● **THE REQUEST**: Give every line again exactly as it appears, please, but not the pictures.

● **SUPPLIED INFORMATION**:
....................

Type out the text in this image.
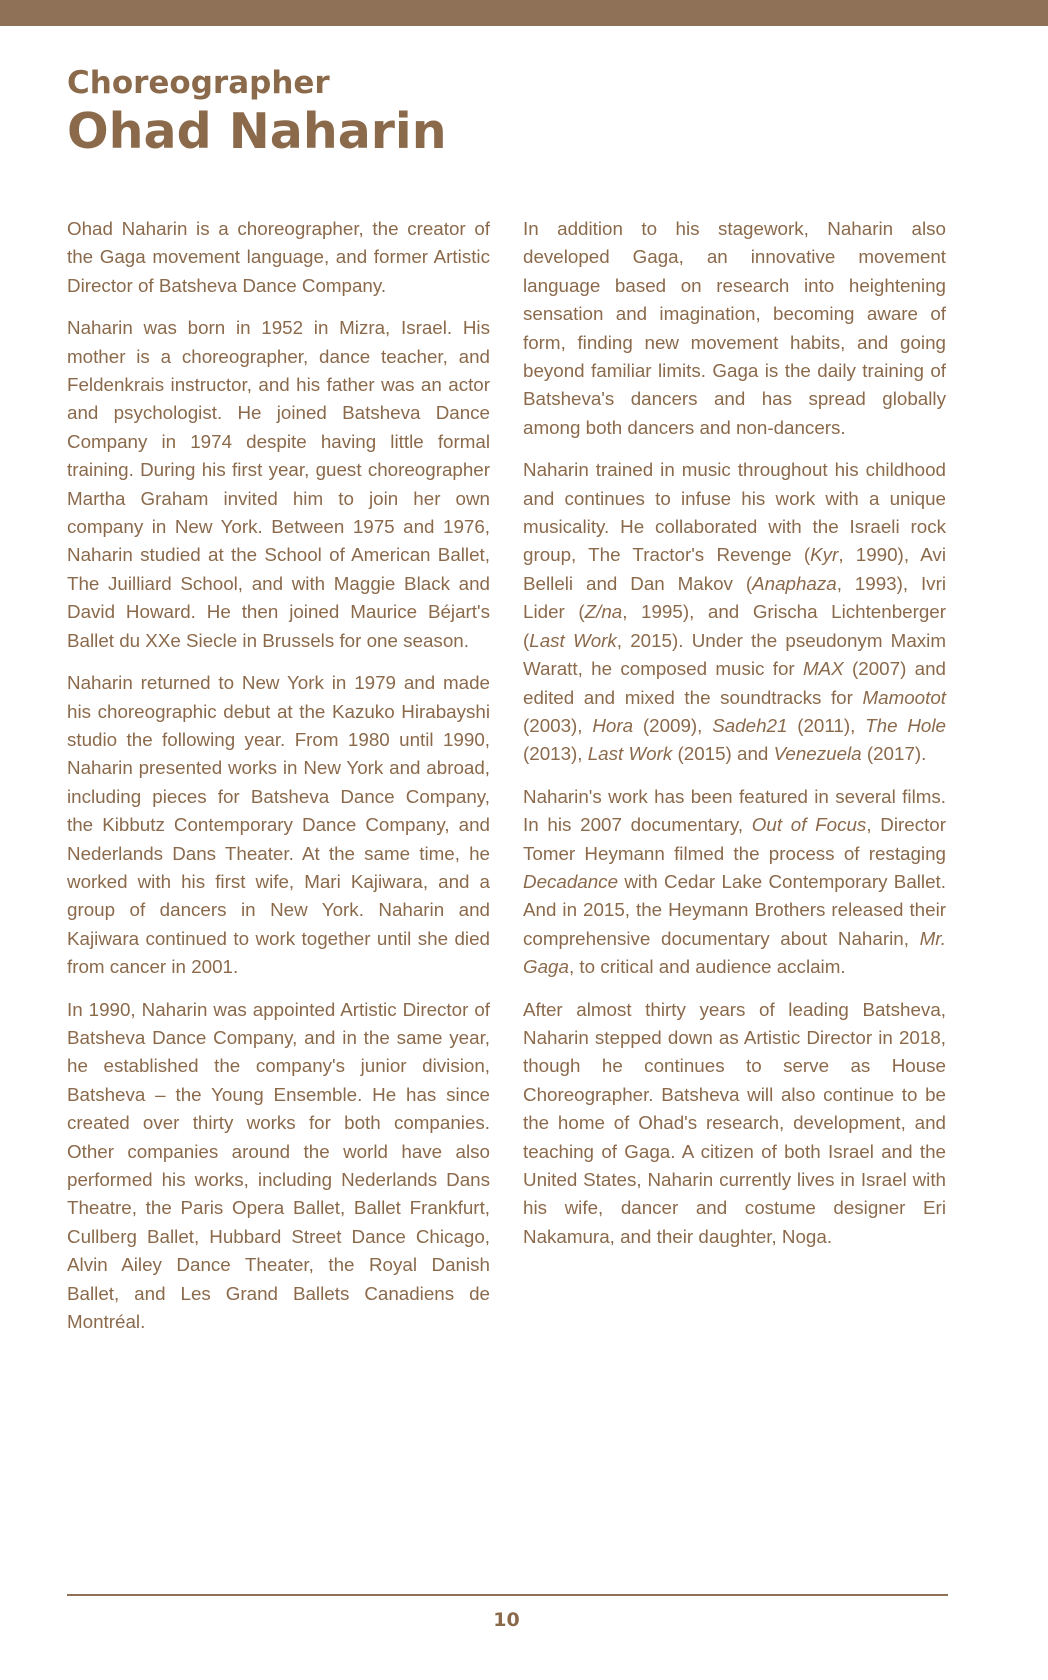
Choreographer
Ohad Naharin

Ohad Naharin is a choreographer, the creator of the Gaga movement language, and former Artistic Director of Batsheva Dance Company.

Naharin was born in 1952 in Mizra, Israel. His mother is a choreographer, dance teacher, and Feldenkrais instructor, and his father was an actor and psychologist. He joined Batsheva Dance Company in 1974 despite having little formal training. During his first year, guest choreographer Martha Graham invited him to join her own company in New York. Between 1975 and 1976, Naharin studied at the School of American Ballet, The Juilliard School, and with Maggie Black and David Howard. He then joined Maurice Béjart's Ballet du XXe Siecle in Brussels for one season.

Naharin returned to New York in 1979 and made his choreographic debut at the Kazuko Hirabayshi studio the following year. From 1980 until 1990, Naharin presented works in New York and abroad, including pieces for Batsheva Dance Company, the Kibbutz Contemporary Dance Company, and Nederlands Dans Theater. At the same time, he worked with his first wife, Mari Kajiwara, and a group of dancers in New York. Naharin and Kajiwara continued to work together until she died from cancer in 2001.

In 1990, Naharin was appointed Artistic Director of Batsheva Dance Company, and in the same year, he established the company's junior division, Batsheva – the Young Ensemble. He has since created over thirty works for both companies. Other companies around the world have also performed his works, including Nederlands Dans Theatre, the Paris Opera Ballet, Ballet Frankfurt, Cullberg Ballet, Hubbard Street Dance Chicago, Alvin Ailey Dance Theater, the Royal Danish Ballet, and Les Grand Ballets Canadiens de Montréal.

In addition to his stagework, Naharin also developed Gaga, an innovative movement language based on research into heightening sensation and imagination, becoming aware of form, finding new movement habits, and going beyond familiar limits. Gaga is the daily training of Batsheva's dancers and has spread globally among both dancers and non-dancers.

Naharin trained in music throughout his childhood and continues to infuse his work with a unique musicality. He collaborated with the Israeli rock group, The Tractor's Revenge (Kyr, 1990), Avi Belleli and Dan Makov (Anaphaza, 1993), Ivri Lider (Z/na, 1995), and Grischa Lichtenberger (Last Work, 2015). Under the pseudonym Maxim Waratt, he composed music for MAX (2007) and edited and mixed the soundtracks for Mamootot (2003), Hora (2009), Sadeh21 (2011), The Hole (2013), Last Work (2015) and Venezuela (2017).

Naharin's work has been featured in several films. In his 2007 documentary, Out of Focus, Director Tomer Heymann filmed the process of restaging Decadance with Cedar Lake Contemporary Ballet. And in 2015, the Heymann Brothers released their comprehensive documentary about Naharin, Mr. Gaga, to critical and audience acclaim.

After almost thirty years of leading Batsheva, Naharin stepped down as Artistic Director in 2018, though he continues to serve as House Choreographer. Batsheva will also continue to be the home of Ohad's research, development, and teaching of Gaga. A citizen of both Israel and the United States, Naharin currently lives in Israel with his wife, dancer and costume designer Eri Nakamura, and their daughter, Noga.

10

....................

● **CORRECT RESULT**:
Type out the text in this image.
Choreographer
Ohad Naharin

Ohad Naharin is a choreographer, the creator of the Gaga movement language, and former Artistic Director of Batsheva Dance Company.

Naharin was born in 1952 in Mizra, Israel. His mother is a choreographer, dance teacher, and Feldenkrais instructor, and his father was an actor and psychologist. He joined Batsheva Dance Company in 1974 despite having little formal training. During his first year, guest choreographer Martha Graham invited him to join her own company in New York. Between 1975 and 1976, Naharin studied at the School of American Ballet, The Juilliard School, and with Maggie Black and David Howard. He then joined Maurice Béjart's Ballet du XXe Siecle in Brussels for one season.

Naharin returned to New York in 1979 and made his choreographic debut at the Kazuko Hirabayshi studio the following year. From 1980 until 1990, Naharin presented works in New York and abroad, including pieces for Batsheva Dance Company, the Kibbutz Contemporary Dance Company, and Nederlands Dans Theater. At the same time, he worked with his first wife, Mari Kajiwara, and a group of dancers in New York. Naharin and Kajiwara continued to work together until she died from cancer in 2001.

In 1990, Naharin was appointed Artistic Director of Batsheva Dance Company, and in the same year, he established the company's junior division, Batsheva – the Young Ensemble. He has since created over thirty works for both companies. Other companies around the world have also performed his works, including Nederlands Dans Theatre, the Paris Opera Ballet, Ballet Frankfurt, Cullberg Ballet, Hubbard Street Dance Chicago, Alvin Ailey Dance Theater, the Royal Danish Ballet, and Les Grand Ballets Canadiens de Montréal.

In addition to his stagework, Naharin also developed Gaga, an innovative movement language based on research into heightening sensation and imagination, becoming aware of form, finding new movement habits, and going beyond familiar limits. Gaga is the daily training of Batsheva's dancers and has spread globally among both dancers and non-dancers.

Naharin trained in music throughout his childhood and continues to infuse his work with a unique musicality. He collaborated with the Israeli rock group, The Tractor's Revenge (Kyr, 1990), Avi Belleli and Dan Makov (Anaphaza, 1993), Ivri Lider (Z/na, 1995), and Grischa Lichtenberger (Last Work, 2015). Under the pseudonym Maxim Waratt, he composed music for MAX (2007) and edited and mixed the soundtracks for Mamootot (2003), Hora (2009), Sadeh21 (2011), The Hole (2013), Last Work (2015) and Venezuela (2017).

Naharin's work has been featured in several films. In his 2007 documentary, Out of Focus, Director Tomer Heymann filmed the process of restaging Decadance with Cedar Lake Contemporary Ballet. And in 2015, the Heymann Brothers released their comprehensive documentary about Naharin, Mr. Gaga, to critical and audience acclaim.

After almost thirty years of leading Batsheva, Naharin stepped down as Artistic Director in 2018, though he continues to serve as House Choreographer. Batsheva will also continue to be the home of Ohad's research, development, and teaching of Gaga. A citizen of both Israel and the United States, Naharin currently lives in Israel with his wife, dancer and costume designer Eri Nakamura, and their daughter, Noga.

10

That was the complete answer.